▶ **Document segment**:
Diffexplainer: Towards Cross-modal Global Explanations with Diffusion Models

TL;DR

DiffExplainer tackles the challenge of global model explainability by synthesizing multimodal explanations through a text-conditioned diffusion framework. It optimizes text embeddings to generate images that reveal what a classifier has learned, and uses language-driven segmentation to automatically identify core versus spurious features. The approach yields high-quality explanatory visuals, enables textual explanations, and uncovers biases such as dataset-induced associations, demonstrated through extensive experiments and a user study. This cross-modal methodology holds practical potential for auditing high-stakes models and enhancing transparency.

▶ **Task to complete**: Can you reproduce the DiffExplainer summary word for word, between "Diffexplainer: Towards Cross-modal" and "and enhancing transparency.", inclusive?

(Data excerpts)
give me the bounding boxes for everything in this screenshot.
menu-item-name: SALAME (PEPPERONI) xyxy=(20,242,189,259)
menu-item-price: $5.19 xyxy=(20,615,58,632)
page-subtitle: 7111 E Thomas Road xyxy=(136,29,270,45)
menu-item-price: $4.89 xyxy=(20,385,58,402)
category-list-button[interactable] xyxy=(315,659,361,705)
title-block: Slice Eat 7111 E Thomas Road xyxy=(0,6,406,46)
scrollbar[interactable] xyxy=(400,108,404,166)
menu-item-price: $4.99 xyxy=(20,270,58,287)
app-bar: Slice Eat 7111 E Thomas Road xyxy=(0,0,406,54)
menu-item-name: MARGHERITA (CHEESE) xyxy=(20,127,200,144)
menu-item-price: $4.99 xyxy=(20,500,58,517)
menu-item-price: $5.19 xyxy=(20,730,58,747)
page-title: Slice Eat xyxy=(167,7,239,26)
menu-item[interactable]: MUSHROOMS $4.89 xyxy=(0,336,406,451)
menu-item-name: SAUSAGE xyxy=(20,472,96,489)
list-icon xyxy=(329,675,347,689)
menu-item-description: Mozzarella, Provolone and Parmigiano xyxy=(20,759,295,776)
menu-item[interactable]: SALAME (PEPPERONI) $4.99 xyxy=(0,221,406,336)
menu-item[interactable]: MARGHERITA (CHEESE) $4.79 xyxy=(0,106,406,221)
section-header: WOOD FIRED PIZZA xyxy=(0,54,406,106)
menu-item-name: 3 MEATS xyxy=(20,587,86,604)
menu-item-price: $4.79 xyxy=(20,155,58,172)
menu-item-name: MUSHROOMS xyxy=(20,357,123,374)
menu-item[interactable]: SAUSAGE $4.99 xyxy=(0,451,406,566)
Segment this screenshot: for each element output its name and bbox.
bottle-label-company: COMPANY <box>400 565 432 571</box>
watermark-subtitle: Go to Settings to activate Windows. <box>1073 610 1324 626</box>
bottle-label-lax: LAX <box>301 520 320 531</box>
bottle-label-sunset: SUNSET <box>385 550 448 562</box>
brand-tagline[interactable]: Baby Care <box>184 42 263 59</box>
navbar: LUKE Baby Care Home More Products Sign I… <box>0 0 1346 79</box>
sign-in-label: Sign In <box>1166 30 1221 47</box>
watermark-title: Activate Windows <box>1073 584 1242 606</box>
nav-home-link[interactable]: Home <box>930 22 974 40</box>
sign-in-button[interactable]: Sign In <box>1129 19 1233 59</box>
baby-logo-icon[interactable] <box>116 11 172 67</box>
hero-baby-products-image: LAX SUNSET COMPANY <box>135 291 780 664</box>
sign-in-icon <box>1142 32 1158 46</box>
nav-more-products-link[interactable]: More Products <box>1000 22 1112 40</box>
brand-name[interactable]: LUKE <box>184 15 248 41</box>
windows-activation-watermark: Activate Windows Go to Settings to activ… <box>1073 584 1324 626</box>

▶ **Result of this task**:
Diffexplainer: Towards Cross-modal Global Explanations with Diffusion Models

TL;DR

DiffExplainer tackles the challenge of global model explainability by synthesizing multimodal explanations through a text-conditioned diffusion framework. It optimizes text embeddings to generate images that reveal what a classifier has learned, and uses language-driven segmentation to automatically identify core versus spurious features. The approach yields high-quality explanatory visuals, enables textual explanations, and uncovers biases such as dataset-induced associations, demonstrated through extensive experiments and a user study. This cross-modal methodology holds practical potential for auditing high-stakes models and enhancing transparency.